Exercise requirements
Omit any picture, and return the remaining data exactly as written.

Provided material
▬▬▬▬▬▬
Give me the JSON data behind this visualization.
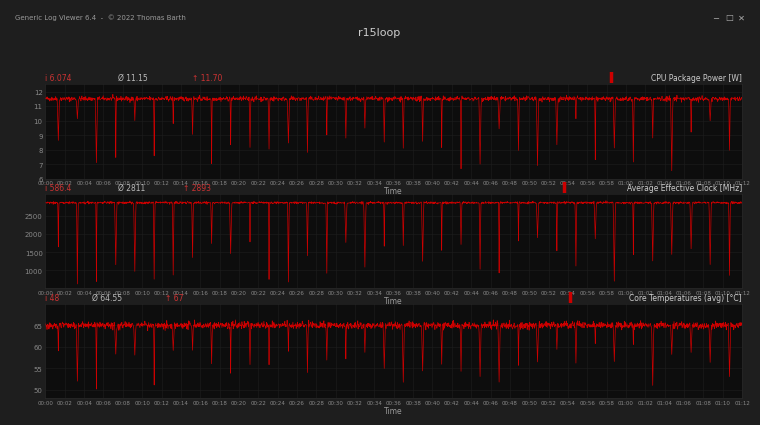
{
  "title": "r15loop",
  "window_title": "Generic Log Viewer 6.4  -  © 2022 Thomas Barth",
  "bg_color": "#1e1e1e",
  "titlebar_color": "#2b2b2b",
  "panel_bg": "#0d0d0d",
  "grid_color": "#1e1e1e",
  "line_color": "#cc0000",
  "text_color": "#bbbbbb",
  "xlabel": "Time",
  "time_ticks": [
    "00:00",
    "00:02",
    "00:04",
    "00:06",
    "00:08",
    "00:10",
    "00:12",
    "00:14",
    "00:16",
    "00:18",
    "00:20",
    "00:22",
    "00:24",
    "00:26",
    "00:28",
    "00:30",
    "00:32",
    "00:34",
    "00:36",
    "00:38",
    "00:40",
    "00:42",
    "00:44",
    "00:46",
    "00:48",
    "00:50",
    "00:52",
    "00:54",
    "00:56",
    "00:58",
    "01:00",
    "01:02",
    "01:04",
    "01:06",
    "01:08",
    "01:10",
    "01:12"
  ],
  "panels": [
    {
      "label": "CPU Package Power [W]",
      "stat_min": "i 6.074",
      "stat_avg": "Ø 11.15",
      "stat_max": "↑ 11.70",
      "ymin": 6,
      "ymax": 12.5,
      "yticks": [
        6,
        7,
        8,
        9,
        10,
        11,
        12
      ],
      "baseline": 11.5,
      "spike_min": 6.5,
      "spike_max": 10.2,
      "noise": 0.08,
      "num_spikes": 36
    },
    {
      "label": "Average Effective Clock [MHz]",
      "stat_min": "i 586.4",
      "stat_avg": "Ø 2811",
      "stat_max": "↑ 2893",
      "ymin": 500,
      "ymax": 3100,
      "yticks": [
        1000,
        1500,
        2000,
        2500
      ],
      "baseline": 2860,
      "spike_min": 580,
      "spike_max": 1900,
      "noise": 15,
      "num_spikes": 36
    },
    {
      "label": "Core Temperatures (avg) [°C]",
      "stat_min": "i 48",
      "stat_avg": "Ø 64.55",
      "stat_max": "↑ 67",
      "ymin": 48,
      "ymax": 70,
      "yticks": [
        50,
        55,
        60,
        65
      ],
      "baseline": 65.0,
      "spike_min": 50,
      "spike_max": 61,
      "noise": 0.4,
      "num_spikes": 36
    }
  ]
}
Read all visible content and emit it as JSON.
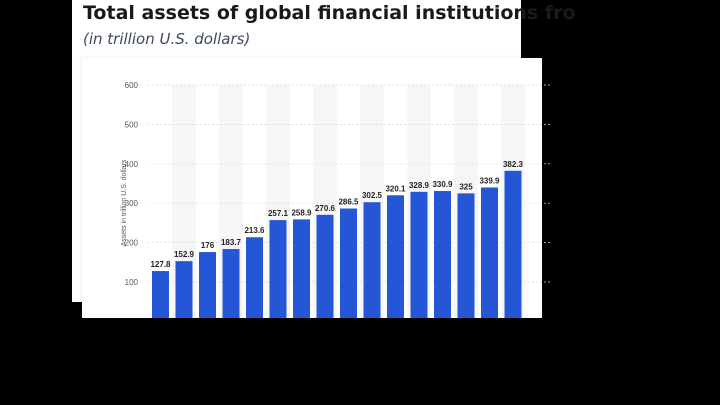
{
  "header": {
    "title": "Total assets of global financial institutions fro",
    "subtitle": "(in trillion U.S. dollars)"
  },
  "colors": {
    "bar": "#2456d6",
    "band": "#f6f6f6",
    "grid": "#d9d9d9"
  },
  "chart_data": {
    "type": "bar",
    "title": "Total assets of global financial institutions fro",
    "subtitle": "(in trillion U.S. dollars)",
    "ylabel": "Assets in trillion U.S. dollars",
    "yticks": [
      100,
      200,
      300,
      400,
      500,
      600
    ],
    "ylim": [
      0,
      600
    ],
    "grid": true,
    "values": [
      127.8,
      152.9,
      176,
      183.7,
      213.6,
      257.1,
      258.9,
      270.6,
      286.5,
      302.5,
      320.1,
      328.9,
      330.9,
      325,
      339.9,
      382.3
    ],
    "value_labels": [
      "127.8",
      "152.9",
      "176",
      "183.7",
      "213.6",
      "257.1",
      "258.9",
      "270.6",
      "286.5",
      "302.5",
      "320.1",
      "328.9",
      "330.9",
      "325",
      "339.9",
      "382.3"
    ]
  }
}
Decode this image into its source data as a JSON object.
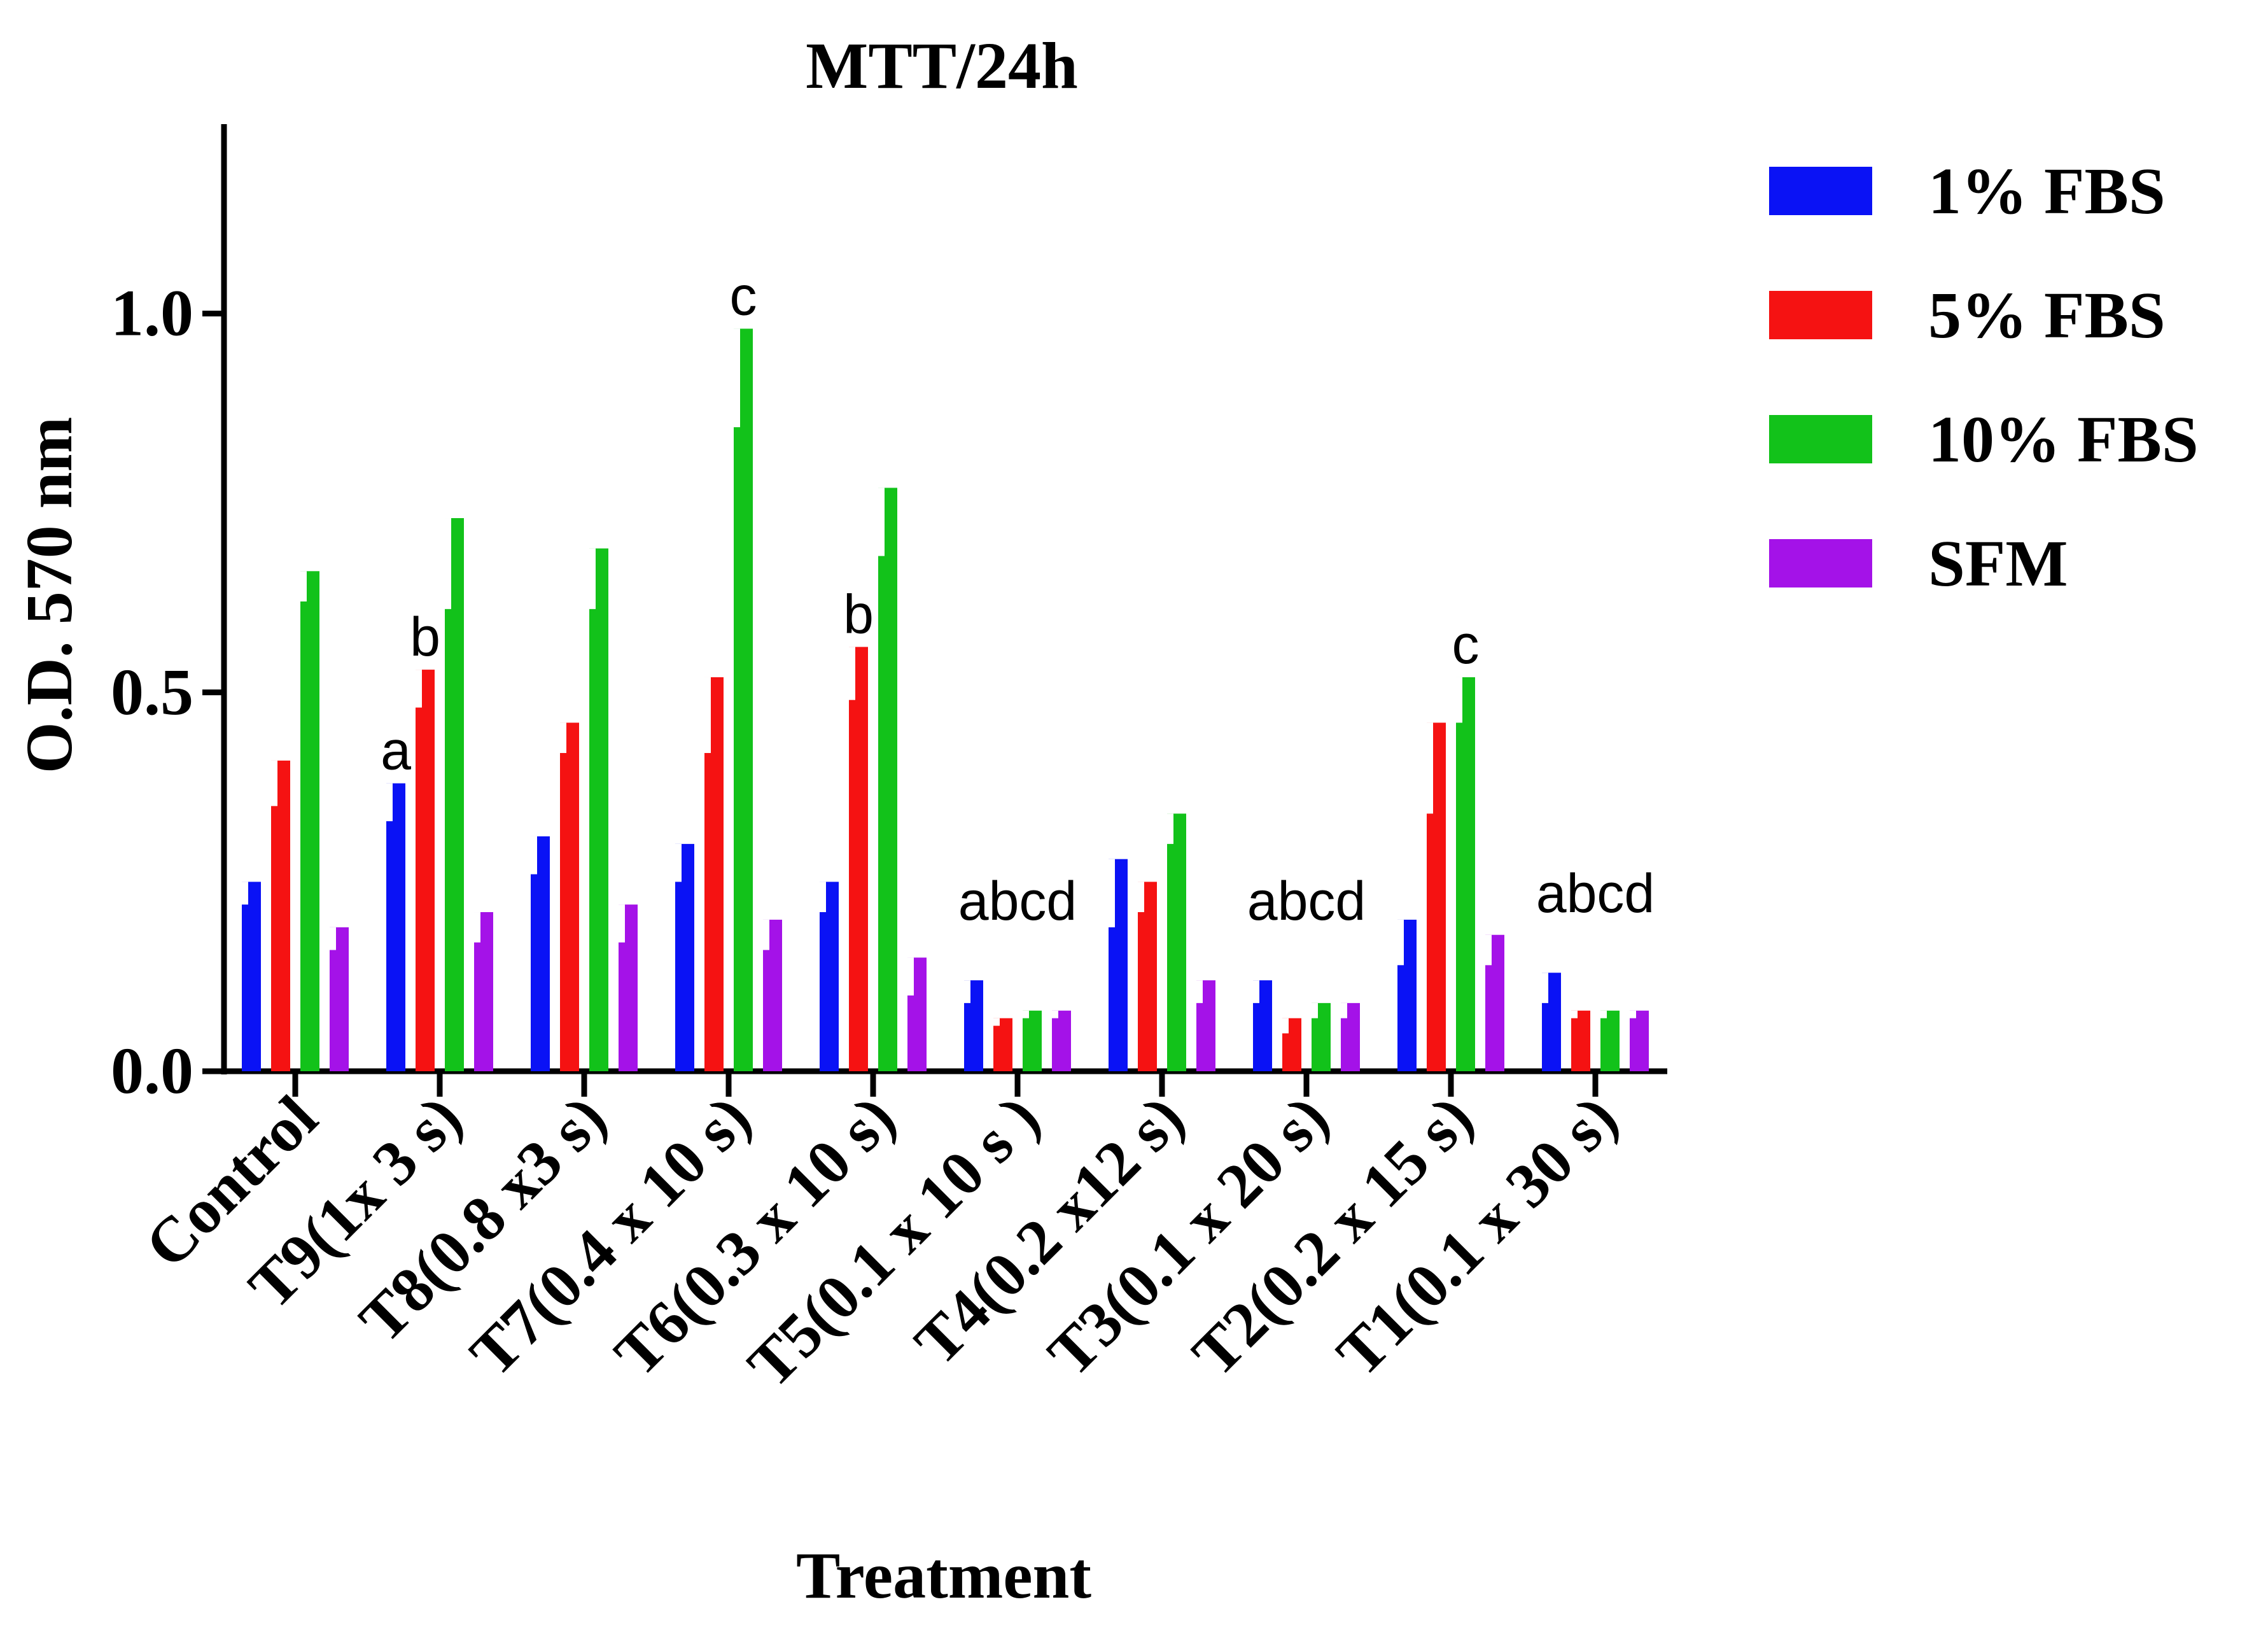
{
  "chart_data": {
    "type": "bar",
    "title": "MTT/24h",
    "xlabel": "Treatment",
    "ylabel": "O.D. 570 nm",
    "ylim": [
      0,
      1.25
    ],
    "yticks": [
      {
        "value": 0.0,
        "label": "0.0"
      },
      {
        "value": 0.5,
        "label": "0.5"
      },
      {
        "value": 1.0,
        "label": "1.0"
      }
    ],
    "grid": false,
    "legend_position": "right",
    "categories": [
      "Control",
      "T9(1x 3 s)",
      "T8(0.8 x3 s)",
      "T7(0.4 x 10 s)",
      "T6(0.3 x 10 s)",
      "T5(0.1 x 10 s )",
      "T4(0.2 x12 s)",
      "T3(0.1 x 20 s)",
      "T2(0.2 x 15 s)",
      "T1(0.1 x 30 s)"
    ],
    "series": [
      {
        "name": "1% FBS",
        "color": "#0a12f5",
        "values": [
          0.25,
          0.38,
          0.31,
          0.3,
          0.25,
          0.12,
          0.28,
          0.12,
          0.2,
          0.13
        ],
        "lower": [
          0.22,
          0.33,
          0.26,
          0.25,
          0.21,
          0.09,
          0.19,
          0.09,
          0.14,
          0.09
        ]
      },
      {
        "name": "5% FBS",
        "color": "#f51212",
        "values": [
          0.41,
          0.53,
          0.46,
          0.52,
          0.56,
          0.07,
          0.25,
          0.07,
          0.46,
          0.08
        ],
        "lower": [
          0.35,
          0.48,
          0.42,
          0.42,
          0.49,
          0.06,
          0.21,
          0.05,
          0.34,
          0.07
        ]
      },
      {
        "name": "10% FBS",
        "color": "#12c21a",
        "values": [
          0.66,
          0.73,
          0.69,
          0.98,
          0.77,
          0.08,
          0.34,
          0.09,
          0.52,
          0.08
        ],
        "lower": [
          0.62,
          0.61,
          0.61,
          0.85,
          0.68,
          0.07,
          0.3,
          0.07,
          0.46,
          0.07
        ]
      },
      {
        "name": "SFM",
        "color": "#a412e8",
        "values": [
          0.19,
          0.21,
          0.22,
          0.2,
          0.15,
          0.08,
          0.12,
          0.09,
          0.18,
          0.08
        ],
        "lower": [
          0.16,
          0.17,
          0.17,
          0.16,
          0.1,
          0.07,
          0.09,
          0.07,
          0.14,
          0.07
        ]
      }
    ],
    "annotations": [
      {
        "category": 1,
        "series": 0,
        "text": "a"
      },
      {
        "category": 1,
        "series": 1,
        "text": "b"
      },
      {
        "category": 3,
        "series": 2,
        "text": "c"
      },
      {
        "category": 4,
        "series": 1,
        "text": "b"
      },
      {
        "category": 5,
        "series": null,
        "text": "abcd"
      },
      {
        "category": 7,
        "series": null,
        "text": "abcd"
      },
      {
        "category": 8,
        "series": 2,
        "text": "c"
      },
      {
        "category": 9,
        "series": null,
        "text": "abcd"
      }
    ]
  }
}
▬▬▬▬▬▬
Final answer
Give me the JSON data behind this visualization.
{
  "title": "r15loop",
  "window_title": "Generic Log Viewer 6.4  -  © 2022 Thomas Barth",
  "bg_color": "#1e1e1e",
  "titlebar_color": "#2b2b2b",
  "panel_bg": "#0d0d0d",
  "grid_color": "#1e1e1e",
  "line_color": "#cc0000",
  "text_color": "#bbbbbb",
  "xlabel": "Time",
  "time_ticks": [
    "00:00",
    "00:02",
    "00:04",
    "00:06",
    "00:08",
    "00:10",
    "00:12",
    "00:14",
    "00:16",
    "00:18",
    "00:20",
    "00:22",
    "00:24",
    "00:26",
    "00:28",
    "00:30",
    "00:32",
    "00:34",
    "00:36",
    "00:38",
    "00:40",
    "00:42",
    "00:44",
    "00:46",
    "00:48",
    "00:50",
    "00:52",
    "00:54",
    "00:56",
    "00:58",
    "01:00",
    "01:02",
    "01:04",
    "01:06",
    "01:08",
    "01:10",
    "01:12"
  ],
  "panels": [
    {
      "label": "CPU Package Power [W]",
      "stat_min": "i 6.074",
      "stat_avg": "Ø 11.15",
      "stat_max": "↑ 11.70",
      "ymin": 6,
      "ymax": 12.5,
      "yticks": [
        6,
        7,
        8,
        9,
        10,
        11,
        12
      ],
      "baseline": 11.5,
      "spike_min": 6.5,
      "spike_max": 10.2,
      "noise": 0.08,
      "num_spikes": 36
    },
    {
      "label": "Average Effective Clock [MHz]",
      "stat_min": "i 586.4",
      "stat_avg": "Ø 2811",
      "stat_max": "↑ 2893",
      "ymin": 500,
      "ymax": 3100,
      "yticks": [
        1000,
        1500,
        2000,
        2500
      ],
      "baseline": 2860,
      "spike_min": 580,
      "spike_max": 1900,
      "noise": 15,
      "num_spikes": 36
    },
    {
      "label": "Core Temperatures (avg) [°C]",
      "stat_min": "i 48",
      "stat_avg": "Ø 64.55",
      "stat_max": "↑ 67",
      "ymin": 48,
      "ymax": 70,
      "yticks": [
        50,
        55,
        60,
        65
      ],
      "baseline": 65.0,
      "spike_min": 50,
      "spike_max": 61,
      "noise": 0.4,
      "num_spikes": 36
    }
  ]
}
Read all visible content and emit it as JSON.
{
  "header": {
    "title": "Total assets of global financial institutions fro",
    "subtitle": "(in trillion U.S. dollars)"
  },
  "colors": {
    "bar": "#2456d6",
    "band": "#f6f6f6",
    "grid": "#d9d9d9"
  },
  "chart_data": {
    "type": "bar",
    "title": "Total assets of global financial institutions fro",
    "subtitle": "(in trillion U.S. dollars)",
    "ylabel": "Assets in trillion U.S. dollars",
    "yticks": [
      100,
      200,
      300,
      400,
      500,
      600
    ],
    "ylim": [
      0,
      600
    ],
    "grid": true,
    "values": [
      127.8,
      152.9,
      176,
      183.7,
      213.6,
      257.1,
      258.9,
      270.6,
      286.5,
      302.5,
      320.1,
      328.9,
      330.9,
      325,
      339.9,
      382.3
    ],
    "value_labels": [
      "127.8",
      "152.9",
      "176",
      "183.7",
      "213.6",
      "257.1",
      "258.9",
      "270.6",
      "286.5",
      "302.5",
      "320.1",
      "328.9",
      "330.9",
      "325",
      "339.9",
      "382.3"
    ]
  }
}
Decode this image into its source data as a JSON object.
{
  "chart_data": {
    "type": "bar",
    "title": "MTT/24h",
    "xlabel": "Treatment",
    "ylabel": "O.D. 570 nm",
    "ylim": [
      0,
      1.25
    ],
    "yticks": [
      {
        "value": 0.0,
        "label": "0.0"
      },
      {
        "value": 0.5,
        "label": "0.5"
      },
      {
        "value": 1.0,
        "label": "1.0"
      }
    ],
    "grid": false,
    "legend_position": "right",
    "categories": [
      "Control",
      "T9(1x 3 s)",
      "T8(0.8 x3 s)",
      "T7(0.4 x 10 s)",
      "T6(0.3 x 10 s)",
      "T5(0.1 x 10 s )",
      "T4(0.2 x12 s)",
      "T3(0.1 x 20 s)",
      "T2(0.2 x 15 s)",
      "T1(0.1 x 30 s)"
    ],
    "series": [
      {
        "name": "1% FBS",
        "color": "#0a12f5",
        "values": [
          0.25,
          0.38,
          0.31,
          0.3,
          0.25,
          0.12,
          0.28,
          0.12,
          0.2,
          0.13
        ],
        "lower": [
          0.22,
          0.33,
          0.26,
          0.25,
          0.21,
          0.09,
          0.19,
          0.09,
          0.14,
          0.09
        ]
      },
      {
        "name": "5% FBS",
        "color": "#f51212",
        "values": [
          0.41,
          0.53,
          0.46,
          0.52,
          0.56,
          0.07,
          0.25,
          0.07,
          0.46,
          0.08
        ],
        "lower": [
          0.35,
          0.48,
          0.42,
          0.42,
          0.49,
          0.06,
          0.21,
          0.05,
          0.34,
          0.07
        ]
      },
      {
        "name": "10% FBS",
        "color": "#12c21a",
        "values": [
          0.66,
          0.73,
          0.69,
          0.98,
          0.77,
          0.08,
          0.34,
          0.09,
          0.52,
          0.08
        ],
        "lower": [
          0.62,
          0.61,
          0.61,
          0.85,
          0.68,
          0.07,
          0.3,
          0.07,
          0.46,
          0.07
        ]
      },
      {
        "name": "SFM",
        "color": "#a412e8",
        "values": [
          0.19,
          0.21,
          0.22,
          0.2,
          0.15,
          0.08,
          0.12,
          0.09,
          0.18,
          0.08
        ],
        "lower": [
          0.16,
          0.17,
          0.17,
          0.16,
          0.1,
          0.07,
          0.09,
          0.07,
          0.14,
          0.07
        ]
      }
    ],
    "annotations": [
      {
        "category": 1,
        "series": 0,
        "text": "a"
      },
      {
        "category": 1,
        "series": 1,
        "text": "b"
      },
      {
        "category": 3,
        "series": 2,
        "text": "c"
      },
      {
        "category": 4,
        "series": 1,
        "text": "b"
      },
      {
        "category": 5,
        "series": null,
        "text": "abcd"
      },
      {
        "category": 7,
        "series": null,
        "text": "abcd"
      },
      {
        "category": 8,
        "series": 2,
        "text": "c"
      },
      {
        "category": 9,
        "series": null,
        "text": "abcd"
      }
    ]
  }
}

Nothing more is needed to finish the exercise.